### Job:
Please state how many lines in the records contain the string "xlabel", with no words besides the number.

### The input:
---*---

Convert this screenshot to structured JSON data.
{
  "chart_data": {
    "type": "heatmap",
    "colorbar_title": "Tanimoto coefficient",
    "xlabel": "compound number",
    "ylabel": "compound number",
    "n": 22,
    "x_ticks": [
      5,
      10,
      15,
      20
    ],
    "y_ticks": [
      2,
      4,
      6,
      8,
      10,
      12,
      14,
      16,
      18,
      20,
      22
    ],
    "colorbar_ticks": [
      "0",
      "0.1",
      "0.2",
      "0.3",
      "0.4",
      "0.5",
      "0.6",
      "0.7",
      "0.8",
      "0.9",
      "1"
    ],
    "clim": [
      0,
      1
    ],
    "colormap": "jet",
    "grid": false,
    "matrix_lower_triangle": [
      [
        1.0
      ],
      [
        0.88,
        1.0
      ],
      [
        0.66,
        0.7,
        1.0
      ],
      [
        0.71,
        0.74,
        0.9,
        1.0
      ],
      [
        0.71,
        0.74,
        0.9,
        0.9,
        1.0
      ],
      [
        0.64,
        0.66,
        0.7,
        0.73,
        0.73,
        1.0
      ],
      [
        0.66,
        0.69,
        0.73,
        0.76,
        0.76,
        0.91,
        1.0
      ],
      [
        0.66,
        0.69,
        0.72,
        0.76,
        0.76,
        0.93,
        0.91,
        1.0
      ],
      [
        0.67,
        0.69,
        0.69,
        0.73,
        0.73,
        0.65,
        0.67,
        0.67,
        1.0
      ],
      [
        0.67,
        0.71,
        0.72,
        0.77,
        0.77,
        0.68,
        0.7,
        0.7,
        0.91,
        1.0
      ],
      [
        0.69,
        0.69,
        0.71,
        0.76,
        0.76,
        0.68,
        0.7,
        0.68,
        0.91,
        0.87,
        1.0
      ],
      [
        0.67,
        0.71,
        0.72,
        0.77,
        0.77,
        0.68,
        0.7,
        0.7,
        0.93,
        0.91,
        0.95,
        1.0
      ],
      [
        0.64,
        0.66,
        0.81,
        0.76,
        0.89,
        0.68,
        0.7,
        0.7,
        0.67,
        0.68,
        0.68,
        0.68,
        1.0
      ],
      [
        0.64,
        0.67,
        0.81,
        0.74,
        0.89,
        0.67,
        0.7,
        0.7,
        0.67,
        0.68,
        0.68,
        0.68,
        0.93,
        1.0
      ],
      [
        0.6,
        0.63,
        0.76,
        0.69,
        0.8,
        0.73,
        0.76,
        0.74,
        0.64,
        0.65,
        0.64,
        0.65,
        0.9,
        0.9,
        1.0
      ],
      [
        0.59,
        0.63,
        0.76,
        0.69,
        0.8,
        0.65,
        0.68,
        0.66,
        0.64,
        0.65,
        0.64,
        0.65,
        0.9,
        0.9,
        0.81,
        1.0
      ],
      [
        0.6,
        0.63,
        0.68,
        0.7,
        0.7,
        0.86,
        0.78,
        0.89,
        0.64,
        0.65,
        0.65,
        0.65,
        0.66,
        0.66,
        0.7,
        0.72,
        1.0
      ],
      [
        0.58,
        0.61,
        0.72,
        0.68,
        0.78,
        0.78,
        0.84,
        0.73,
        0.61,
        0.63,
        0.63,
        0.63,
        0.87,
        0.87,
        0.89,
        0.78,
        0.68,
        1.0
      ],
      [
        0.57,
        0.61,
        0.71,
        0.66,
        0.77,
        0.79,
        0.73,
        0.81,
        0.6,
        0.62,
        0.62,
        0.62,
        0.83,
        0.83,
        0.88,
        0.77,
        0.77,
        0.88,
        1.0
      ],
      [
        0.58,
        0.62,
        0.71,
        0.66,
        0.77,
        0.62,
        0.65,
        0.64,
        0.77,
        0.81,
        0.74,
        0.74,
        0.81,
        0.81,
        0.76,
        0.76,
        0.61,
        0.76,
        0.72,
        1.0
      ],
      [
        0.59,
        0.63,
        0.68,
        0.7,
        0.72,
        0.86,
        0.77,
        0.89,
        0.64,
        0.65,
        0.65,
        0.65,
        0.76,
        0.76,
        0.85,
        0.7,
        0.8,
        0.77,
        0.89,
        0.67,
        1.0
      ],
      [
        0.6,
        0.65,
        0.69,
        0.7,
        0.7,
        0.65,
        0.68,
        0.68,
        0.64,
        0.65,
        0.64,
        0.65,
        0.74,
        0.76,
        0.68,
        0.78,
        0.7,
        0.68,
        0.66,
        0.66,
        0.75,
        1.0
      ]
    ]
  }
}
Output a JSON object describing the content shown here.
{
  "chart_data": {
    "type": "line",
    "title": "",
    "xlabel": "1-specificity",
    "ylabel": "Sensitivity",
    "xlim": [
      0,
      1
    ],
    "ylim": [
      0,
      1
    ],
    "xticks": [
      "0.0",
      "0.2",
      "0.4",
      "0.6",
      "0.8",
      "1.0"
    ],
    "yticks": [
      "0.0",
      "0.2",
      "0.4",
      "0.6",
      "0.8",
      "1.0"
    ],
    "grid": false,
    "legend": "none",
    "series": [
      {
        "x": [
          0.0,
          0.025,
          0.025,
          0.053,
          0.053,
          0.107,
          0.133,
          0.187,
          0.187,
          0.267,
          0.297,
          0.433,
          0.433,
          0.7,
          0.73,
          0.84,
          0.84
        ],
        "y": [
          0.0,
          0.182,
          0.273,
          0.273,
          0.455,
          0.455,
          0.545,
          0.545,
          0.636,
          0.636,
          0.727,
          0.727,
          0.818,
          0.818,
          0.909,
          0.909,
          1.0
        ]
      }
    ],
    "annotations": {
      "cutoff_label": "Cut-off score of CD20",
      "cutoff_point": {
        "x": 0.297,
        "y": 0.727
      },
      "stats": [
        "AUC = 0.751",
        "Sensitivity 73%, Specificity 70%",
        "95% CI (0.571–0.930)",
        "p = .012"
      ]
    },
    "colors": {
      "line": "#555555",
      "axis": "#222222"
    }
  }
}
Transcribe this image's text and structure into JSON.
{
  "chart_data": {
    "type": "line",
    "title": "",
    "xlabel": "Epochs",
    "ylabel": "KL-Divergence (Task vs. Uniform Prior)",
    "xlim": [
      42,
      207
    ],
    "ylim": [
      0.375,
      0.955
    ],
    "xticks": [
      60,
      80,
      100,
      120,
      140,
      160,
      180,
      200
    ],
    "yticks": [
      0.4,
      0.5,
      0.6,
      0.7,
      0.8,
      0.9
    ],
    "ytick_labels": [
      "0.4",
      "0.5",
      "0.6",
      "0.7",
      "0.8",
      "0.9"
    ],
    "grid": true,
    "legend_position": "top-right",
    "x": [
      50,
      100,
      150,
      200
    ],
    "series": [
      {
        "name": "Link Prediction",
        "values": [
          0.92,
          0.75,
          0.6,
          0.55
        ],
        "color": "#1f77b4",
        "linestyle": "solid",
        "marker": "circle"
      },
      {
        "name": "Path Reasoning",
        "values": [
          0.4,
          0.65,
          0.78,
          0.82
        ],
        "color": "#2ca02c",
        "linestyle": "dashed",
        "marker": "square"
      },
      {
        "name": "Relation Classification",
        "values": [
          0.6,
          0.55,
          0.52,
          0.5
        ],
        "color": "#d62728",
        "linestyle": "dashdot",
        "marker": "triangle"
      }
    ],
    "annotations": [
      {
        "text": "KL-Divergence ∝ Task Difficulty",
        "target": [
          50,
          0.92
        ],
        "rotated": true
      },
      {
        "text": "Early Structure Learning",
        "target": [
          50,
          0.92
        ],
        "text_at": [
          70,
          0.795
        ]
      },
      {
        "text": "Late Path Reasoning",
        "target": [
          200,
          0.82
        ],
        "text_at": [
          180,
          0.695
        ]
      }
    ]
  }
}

---*---

### Answer in full:
3